PROBLEM REQUIREMENTS -
Copy out, word for word, the part of the listing that runs from its first line through the line containing "- illustration-panel: Mango", including both ends.

Dataset items:
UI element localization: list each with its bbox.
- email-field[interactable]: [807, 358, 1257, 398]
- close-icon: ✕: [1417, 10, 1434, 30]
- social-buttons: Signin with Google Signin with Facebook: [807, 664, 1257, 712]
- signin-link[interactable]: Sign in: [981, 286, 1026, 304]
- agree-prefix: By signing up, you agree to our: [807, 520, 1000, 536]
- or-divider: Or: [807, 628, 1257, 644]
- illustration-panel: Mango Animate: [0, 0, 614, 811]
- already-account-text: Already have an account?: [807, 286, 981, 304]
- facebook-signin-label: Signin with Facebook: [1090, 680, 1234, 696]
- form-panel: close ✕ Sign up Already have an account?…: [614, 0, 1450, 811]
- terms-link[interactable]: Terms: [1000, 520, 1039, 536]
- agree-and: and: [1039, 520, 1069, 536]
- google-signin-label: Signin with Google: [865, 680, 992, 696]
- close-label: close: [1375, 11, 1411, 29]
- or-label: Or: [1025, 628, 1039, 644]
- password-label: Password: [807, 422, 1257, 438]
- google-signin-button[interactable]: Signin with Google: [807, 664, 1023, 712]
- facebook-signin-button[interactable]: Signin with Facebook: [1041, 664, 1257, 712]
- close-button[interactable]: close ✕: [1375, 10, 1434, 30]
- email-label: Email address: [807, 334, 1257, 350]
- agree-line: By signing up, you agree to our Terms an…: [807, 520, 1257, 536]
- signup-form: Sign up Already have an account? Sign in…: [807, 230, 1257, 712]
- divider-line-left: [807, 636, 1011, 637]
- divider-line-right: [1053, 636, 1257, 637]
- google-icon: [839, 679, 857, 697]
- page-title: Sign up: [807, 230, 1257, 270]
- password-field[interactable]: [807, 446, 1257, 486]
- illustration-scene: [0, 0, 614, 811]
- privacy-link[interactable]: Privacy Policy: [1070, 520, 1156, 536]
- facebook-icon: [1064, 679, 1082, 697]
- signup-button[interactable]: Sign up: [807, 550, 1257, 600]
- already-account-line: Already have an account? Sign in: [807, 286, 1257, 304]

THE COMPLETED TASK -
UI element localization: list each with its bbox.
- email-field[interactable]: [807, 358, 1257, 398]
- close-icon: ✕: [1417, 10, 1434, 30]
- social-buttons: Signin with Google Signin with Facebook: [807, 664, 1257, 712]
- signin-link[interactable]: Sign in: [981, 286, 1026, 304]
- agree-prefix: By signing up, you agree to our: [807, 520, 1000, 536]
- or-divider: Or: [807, 628, 1257, 644]
- illustration-panel: Mango Animate: [0, 0, 614, 811]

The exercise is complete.